[START]

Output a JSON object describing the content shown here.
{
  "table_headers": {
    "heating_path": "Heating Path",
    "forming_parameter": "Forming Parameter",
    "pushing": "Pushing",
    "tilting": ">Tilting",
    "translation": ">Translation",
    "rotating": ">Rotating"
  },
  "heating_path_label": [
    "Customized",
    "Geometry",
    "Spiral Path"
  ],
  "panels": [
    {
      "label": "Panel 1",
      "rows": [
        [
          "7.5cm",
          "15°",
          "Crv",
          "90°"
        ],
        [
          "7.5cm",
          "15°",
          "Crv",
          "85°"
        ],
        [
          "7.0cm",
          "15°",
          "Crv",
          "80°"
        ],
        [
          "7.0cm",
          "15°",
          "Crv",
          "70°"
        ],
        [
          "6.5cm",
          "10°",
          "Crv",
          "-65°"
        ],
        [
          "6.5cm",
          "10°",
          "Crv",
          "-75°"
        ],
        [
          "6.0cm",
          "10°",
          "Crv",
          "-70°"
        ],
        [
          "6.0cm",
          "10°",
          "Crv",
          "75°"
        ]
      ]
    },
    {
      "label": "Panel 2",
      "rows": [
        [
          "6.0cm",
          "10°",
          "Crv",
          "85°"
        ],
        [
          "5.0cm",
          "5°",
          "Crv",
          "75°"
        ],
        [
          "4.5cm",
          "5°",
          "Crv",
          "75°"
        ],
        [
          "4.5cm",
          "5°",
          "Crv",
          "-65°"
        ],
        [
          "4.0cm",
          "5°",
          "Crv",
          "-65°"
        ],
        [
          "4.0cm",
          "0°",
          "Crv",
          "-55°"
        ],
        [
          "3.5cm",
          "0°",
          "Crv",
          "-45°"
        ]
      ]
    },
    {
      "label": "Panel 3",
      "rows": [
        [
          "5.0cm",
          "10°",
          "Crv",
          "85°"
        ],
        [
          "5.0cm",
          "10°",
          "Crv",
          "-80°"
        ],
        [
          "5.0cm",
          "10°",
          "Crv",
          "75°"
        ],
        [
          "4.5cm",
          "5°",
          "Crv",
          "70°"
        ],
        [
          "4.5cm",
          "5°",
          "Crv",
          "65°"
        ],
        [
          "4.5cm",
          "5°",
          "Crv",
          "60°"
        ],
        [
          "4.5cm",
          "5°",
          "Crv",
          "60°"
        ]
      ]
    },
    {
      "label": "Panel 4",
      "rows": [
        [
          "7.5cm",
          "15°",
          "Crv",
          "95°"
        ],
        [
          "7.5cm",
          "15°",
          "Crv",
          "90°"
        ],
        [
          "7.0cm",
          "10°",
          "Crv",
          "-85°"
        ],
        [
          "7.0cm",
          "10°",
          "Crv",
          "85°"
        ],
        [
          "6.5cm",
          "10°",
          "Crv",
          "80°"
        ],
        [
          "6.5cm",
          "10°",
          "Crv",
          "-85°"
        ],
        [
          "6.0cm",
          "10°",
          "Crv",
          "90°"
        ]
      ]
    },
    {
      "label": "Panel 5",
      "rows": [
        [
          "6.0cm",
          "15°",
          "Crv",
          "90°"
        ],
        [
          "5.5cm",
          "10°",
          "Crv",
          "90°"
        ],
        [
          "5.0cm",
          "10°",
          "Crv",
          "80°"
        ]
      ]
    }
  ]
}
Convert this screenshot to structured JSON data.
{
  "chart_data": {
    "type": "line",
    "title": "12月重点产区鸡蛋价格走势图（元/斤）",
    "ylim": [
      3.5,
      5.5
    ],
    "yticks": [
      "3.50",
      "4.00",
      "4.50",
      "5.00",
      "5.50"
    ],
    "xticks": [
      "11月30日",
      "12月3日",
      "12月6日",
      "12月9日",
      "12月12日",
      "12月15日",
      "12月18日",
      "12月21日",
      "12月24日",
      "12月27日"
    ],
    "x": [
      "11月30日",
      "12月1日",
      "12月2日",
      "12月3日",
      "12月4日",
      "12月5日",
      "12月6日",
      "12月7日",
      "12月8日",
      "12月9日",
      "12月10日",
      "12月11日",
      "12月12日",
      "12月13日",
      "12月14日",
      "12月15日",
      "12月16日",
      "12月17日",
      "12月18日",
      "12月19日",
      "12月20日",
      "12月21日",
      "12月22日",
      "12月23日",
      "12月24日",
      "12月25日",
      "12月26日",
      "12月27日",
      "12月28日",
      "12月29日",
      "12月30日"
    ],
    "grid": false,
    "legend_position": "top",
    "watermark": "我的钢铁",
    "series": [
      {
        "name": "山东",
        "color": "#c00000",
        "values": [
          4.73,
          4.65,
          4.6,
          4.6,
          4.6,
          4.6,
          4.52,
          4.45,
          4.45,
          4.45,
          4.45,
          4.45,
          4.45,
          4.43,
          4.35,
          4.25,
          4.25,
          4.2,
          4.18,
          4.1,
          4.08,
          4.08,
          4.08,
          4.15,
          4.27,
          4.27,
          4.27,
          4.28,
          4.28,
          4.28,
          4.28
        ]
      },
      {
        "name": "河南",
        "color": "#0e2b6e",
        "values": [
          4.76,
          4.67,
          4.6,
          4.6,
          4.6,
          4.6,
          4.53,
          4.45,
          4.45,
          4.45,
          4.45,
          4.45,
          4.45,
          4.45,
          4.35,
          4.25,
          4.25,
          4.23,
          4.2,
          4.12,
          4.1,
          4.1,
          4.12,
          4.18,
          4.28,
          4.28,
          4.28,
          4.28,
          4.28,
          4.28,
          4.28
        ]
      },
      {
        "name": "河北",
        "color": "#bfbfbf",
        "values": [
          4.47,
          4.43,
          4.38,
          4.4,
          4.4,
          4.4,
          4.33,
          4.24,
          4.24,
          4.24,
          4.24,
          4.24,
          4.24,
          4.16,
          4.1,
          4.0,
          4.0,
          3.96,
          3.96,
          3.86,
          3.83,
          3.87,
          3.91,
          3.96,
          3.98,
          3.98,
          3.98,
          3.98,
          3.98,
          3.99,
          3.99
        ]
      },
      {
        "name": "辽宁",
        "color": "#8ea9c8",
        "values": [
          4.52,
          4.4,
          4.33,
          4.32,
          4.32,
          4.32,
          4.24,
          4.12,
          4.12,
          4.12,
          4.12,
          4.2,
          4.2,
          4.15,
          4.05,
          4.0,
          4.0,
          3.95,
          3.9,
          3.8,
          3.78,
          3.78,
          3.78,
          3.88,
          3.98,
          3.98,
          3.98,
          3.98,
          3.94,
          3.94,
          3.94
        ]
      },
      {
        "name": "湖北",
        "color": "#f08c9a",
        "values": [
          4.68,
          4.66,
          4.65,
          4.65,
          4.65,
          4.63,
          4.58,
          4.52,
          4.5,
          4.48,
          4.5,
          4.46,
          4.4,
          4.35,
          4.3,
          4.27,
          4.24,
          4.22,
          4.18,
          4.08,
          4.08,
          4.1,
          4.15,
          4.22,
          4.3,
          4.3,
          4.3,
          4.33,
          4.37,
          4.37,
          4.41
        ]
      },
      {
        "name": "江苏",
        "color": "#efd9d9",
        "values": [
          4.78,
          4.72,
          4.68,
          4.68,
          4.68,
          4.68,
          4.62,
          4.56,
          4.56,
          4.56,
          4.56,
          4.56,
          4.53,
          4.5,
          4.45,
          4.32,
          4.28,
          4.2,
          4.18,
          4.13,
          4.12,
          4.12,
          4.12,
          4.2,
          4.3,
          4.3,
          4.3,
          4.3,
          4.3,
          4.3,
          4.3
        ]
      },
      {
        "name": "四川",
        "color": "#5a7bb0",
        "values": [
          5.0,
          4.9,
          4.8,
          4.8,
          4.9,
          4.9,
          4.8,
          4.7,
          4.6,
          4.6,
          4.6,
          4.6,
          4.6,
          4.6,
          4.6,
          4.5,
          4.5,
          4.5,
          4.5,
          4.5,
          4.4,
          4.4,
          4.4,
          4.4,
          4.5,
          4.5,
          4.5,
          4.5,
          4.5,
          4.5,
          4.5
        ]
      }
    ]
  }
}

[END]

PROBLEM TO SOLVE. Select from the material above each line in which the string "color" appears, and list those lines.

ANSWER FOR THIS EXERCISE.
        "color": "#c00000",
        "color": "#0e2b6e",
        "color": "#bfbfbf",
        "color": "#8ea9c8",
        "color": "#f08c9a",
        "color": "#efd9d9",
        "color": "#5a7bb0",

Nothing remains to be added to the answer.